# [SHORT PROBLEM]
Quote all of the data that follows exactly as written, skipping the images.

# [RECORDED INFORMATION]
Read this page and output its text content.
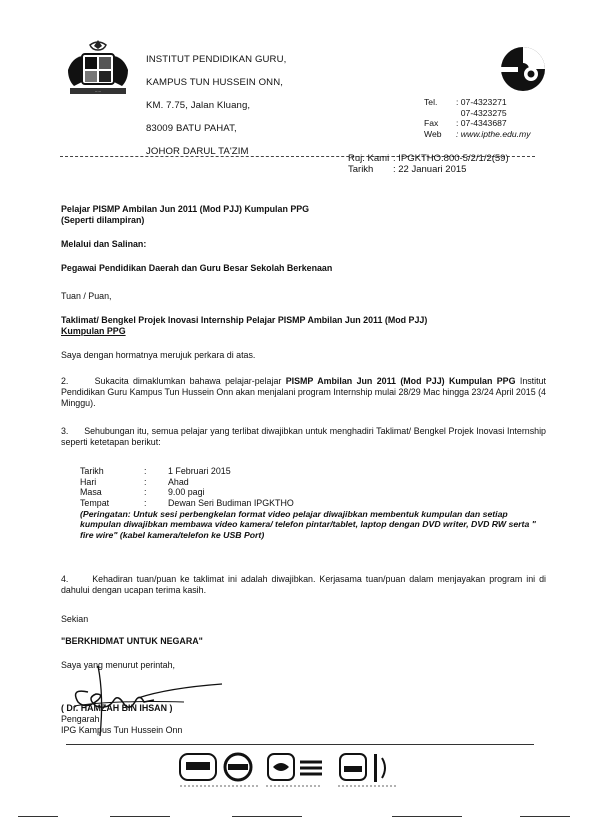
·····

INSTITUT PENDIDIKAN GURU,

KAMPUS TUN HUSSEIN ONN,

KM. 7.75, Jalan Kluang,

83009 BATU PAHAT,

JOHOR DARUL TA'ZIM

Tel.	: 07-4323271
07-4323275
Fax	: 07-4343687
Web	: www.ipthe.edu.my
Ruj. Kami : IPGKTHO.800-5/2/1/2(59)
Tarikh	: 22 Januari 2015
Pelajar PISMP Ambilan Jun 2011 (Mod PJJ) Kumpulan PPG
(Seperti dilampiran)
Melalui dan Salinan:
Pegawai Pendidikan Daerah dan Guru Besar Sekolah Berkenaan
Tuan / Puan,
Taklimat/ Bengkel Projek Inovasi Internship Pelajar PISMP Ambilan Jun 2011 (Mod PJJ)
Kumpulan PPG
Saya dengan hormatnya merujuk perkara di atas.
2.	Sukacita dimaklumkan bahawa pelajar-pelajar PISMP Ambilan Jun 2011 (Mod PJJ) Kumpulan PPG Institut Pendidikan Guru Kampus Tun Hussein Onn akan menjalani program Internship mulai 28/29 Mac hingga 23/24 April 2015 (4 Minggu).
3. Sehubungan itu, semua pelajar yang terlibat diwajibkan untuk menghadiri Taklimat/ Bengkel Projek Inovasi Internship seperti ketetapan berikut:
Tarikh	:	1 Februari 2015
Hari	:	Ahad
Masa	:	9.00 pagi
Tempat	:	Dewan Seri Budiman IPGKTHO
(Peringatan: Untuk sesi perbengkelan format video pelajar diwajibkan membentuk kumpulan dan setiap kumpulan diwajibkan membawa video kamera/ telefon pintar/tablet, laptop dengan DVD writer, DVD RW serta " fire wire" (kabel kamera/telefon ke USB Port)
4.	Kehadiran tuan/puan ke taklimat ini adalah diwajibkan. Kerjasama tuan/puan dalam menjayakan program ini di dahului dengan ucapan terima kasih.
Sekian
"BERKHIDMAT UNTUK NEGARA"
Saya yang menurut perintah,
( Dr. HAMZAH BIN IHSAN )
Pengarah
IPG Kampus Tun Hussein Onn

# [EXPECTED OUTPUT]
Read this page and output its text content.
·····

INSTITUT PENDIDIKAN GURU,

KAMPUS TUN HUSSEIN ONN,

KM. 7.75, Jalan Kluang,

83009 BATU PAHAT,

JOHOR DARUL TA'ZIM

Tel.	: 07-4323271
07-4323275
Fax	: 07-4343687
Web	: www.ipthe.edu.my
Ruj. Kami : IPGKTHO.800-5/2/1/2(59)
Tarikh	: 22 Januari 2015
Pelajar PISMP Ambilan Jun 2011 (Mod PJJ) Kumpulan PPG
(Seperti dilampiran)
Melalui dan Salinan:
Pegawai Pendidikan Daerah dan Guru Besar Sekolah Berkenaan
Tuan / Puan,
Taklimat/ Bengkel Projek Inovasi Internship Pelajar PISMP Ambilan Jun 2011 (Mod PJJ)
Kumpulan PPG
Saya dengan hormatnya merujuk perkara di atas.
2.	Sukacita dimaklumkan bahawa pelajar-pelajar PISMP Ambilan Jun 2011 (Mod PJJ) Kumpulan PPG Institut Pendidikan Guru Kampus Tun Hussein Onn akan menjalani program Internship mulai 28/29 Mac hingga 23/24 April 2015 (4 Minggu).
3. Sehubungan itu, semua pelajar yang terlibat diwajibkan untuk menghadiri Taklimat/ Bengkel Projek Inovasi Internship seperti ketetapan berikut:
Tarikh	:	1 Februari 2015
Hari	:	Ahad
Masa	:	9.00 pagi
Tempat	:	Dewan Seri Budiman IPGKTHO
(Peringatan: Untuk sesi perbengkelan format video pelajar diwajibkan membentuk kumpulan dan setiap kumpulan diwajibkan membawa video kamera/ telefon pintar/tablet, laptop dengan DVD writer, DVD RW serta " fire wire" (kabel kamera/telefon ke USB Port)
4.	Kehadiran tuan/puan ke taklimat ini adalah diwajibkan. Kerjasama tuan/puan dalam menjayakan program ini di dahului dengan ucapan terima kasih.
Sekian
"BERKHIDMAT UNTUK NEGARA"
Saya yang menurut perintah,
( Dr. HAMZAH BIN IHSAN )
Pengarah
IPG Kampus Tun Hussein Onn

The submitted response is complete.